[A block of data]
▬▬▬

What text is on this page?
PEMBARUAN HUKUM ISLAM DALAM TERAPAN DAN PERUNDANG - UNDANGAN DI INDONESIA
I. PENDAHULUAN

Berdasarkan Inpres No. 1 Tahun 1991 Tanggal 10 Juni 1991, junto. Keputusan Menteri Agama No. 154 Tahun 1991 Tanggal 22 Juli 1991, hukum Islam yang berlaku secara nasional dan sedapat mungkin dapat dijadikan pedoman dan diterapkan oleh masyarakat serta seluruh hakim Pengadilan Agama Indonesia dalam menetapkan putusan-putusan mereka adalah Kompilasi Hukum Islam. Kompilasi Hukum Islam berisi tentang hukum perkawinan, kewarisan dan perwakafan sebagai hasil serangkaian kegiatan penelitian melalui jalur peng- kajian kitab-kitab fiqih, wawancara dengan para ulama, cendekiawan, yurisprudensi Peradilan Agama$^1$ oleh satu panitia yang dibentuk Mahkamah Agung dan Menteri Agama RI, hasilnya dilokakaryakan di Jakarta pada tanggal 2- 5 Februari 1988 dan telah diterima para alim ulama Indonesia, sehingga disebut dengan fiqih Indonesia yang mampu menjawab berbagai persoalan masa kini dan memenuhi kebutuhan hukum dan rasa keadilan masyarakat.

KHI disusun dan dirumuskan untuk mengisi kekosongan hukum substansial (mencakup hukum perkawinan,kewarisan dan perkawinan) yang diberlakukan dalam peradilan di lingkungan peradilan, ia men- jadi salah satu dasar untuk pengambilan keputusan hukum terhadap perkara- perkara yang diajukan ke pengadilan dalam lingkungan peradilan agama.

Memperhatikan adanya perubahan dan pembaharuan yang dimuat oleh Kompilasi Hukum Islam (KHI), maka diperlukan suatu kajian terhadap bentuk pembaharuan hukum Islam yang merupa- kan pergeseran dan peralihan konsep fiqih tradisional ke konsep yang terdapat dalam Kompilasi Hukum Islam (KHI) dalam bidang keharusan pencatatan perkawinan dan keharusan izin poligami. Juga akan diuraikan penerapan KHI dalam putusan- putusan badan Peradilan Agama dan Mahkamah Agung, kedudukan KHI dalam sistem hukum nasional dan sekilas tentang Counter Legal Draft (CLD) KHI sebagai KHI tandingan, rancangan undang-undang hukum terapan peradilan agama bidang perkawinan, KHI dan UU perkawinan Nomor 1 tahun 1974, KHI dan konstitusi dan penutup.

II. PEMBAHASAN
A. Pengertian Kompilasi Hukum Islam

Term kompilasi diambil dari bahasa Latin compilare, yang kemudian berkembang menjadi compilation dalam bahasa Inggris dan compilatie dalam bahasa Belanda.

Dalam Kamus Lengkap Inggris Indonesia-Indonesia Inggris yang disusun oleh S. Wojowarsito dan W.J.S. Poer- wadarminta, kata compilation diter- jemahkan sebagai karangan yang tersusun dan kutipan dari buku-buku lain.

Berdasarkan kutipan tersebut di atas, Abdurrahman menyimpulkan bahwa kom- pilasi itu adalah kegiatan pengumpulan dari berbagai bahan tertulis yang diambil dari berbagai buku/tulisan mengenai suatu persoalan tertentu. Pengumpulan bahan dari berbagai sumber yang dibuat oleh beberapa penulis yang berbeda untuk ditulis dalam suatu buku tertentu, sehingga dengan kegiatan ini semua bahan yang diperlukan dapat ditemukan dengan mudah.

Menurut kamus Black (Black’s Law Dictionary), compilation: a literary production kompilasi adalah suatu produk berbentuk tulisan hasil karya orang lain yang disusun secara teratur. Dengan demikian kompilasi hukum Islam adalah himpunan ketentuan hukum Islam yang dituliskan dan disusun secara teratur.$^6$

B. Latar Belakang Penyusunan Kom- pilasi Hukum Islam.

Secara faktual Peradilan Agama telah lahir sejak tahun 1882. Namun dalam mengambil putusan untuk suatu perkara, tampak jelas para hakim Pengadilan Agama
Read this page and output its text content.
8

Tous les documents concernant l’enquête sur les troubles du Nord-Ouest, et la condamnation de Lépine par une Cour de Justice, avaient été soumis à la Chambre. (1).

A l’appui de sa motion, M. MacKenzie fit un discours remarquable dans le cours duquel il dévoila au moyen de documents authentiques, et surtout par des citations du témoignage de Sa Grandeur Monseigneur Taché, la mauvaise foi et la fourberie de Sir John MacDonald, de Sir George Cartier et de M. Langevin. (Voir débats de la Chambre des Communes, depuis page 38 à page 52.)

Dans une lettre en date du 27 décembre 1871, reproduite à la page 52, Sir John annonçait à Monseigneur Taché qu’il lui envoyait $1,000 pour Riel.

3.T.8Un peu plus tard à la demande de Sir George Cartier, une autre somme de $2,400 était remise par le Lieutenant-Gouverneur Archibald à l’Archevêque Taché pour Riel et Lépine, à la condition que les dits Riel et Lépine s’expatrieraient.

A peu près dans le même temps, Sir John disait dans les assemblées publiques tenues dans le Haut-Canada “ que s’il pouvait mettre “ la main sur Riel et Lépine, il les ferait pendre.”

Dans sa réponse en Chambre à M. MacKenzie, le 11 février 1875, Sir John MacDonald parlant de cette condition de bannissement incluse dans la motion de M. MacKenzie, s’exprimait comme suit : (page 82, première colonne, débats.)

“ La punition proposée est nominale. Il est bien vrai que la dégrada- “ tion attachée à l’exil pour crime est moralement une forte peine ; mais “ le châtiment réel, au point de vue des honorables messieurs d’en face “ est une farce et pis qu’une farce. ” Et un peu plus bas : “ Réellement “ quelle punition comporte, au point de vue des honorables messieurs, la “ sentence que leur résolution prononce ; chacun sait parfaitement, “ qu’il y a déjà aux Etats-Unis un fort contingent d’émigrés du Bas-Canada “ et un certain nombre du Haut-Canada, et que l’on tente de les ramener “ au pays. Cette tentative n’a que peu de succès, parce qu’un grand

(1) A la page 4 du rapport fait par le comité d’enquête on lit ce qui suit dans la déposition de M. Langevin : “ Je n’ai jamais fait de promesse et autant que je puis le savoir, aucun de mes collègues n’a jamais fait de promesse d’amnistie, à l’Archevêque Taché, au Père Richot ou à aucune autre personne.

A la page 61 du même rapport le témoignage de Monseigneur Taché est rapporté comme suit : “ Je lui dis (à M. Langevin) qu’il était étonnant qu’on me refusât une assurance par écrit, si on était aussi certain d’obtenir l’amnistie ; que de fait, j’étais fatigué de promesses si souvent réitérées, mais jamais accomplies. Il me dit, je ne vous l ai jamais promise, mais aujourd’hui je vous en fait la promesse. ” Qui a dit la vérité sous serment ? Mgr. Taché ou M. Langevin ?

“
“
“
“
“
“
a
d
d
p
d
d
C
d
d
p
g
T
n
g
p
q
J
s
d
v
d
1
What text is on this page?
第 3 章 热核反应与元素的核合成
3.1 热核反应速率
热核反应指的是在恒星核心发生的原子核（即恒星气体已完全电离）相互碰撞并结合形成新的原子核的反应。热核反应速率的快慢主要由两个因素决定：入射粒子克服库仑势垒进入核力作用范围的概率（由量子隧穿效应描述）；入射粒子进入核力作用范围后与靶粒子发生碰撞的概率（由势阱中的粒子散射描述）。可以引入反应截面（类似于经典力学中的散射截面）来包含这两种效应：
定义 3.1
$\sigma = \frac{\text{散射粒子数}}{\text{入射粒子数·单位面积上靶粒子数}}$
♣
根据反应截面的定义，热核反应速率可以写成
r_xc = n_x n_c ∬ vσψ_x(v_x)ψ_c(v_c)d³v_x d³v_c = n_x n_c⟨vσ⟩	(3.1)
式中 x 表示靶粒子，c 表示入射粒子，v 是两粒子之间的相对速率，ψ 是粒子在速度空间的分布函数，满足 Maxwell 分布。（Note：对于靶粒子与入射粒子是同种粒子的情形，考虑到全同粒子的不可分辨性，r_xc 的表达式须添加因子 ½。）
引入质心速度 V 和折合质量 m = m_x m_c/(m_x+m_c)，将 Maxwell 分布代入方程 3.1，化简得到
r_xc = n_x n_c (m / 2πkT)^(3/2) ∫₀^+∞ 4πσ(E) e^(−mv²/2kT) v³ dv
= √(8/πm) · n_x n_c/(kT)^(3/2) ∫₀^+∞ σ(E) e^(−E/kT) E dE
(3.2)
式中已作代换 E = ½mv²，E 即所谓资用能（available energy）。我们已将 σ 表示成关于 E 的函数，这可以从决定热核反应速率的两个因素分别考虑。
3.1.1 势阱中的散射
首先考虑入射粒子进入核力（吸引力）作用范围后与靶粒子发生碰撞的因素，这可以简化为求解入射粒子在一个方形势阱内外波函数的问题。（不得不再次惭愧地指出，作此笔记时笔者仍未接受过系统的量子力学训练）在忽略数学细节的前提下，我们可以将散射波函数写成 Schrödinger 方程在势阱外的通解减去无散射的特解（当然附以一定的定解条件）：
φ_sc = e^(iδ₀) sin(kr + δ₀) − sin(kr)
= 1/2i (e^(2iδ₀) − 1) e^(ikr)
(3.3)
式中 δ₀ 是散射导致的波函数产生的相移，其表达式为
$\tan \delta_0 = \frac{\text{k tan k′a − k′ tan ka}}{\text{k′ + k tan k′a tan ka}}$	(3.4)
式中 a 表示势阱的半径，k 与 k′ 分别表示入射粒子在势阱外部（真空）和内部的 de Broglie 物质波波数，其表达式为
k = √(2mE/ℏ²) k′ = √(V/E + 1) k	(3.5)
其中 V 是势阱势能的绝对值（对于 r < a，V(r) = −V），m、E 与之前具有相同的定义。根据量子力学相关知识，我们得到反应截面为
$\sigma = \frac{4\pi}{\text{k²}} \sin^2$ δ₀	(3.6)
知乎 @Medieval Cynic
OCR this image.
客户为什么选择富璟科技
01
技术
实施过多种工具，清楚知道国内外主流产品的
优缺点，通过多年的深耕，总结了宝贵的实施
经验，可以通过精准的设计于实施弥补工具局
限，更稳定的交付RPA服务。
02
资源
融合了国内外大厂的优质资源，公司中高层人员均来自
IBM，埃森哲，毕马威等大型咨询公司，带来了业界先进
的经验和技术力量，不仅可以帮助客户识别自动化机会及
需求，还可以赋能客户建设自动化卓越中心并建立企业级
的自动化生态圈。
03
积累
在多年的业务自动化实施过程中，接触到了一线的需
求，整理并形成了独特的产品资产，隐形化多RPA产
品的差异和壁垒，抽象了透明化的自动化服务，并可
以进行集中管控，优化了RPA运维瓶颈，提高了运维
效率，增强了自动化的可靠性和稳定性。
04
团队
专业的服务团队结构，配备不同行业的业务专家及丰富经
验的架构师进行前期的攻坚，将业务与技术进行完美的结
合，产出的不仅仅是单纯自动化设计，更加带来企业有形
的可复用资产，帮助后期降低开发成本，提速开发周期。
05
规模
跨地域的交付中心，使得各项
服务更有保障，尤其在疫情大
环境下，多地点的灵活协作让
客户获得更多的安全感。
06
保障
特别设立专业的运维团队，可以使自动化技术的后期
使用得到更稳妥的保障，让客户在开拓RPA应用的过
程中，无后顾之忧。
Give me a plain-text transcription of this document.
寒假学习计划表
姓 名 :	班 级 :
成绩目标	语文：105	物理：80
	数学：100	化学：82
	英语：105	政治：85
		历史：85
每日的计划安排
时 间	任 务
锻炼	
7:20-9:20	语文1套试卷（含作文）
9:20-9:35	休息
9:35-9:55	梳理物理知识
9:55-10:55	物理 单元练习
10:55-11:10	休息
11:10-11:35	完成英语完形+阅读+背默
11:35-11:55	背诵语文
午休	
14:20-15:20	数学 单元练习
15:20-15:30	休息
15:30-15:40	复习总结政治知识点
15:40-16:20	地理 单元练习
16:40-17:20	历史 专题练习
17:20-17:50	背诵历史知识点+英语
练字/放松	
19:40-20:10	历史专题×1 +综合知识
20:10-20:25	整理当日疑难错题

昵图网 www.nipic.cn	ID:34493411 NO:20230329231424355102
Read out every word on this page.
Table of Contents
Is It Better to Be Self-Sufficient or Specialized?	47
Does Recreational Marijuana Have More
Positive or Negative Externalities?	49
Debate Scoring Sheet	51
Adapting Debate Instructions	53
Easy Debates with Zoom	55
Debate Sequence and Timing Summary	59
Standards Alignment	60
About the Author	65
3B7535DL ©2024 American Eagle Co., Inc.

▬▬▬

Scan the material above. Copy each line that holds the word "MacKenzie".

EXPECTED ANSWER:
A l’appui de sa motion, M. MacKenzie fit un discours remarquable dans le cours duquel il dévoila au moyen de documents authentiques, et surtout par des citations du témoignage de Sa Grandeur Monseigneur Taché, la mauvaise foi et la fourberie de Sir John MacDonald, de Sir George Cartier et de M. Langevin. (Voir débats de la Chambre des Communes, depuis page 38 à page 52.)
Dans sa réponse en Chambre à M. MacKenzie, le 11 février 1875, Sir John MacDonald parlant de cette condition de bannissement incluse dans la motion de M. MacKenzie, s’exprimait comme suit : (page 82, première colonne, débats.)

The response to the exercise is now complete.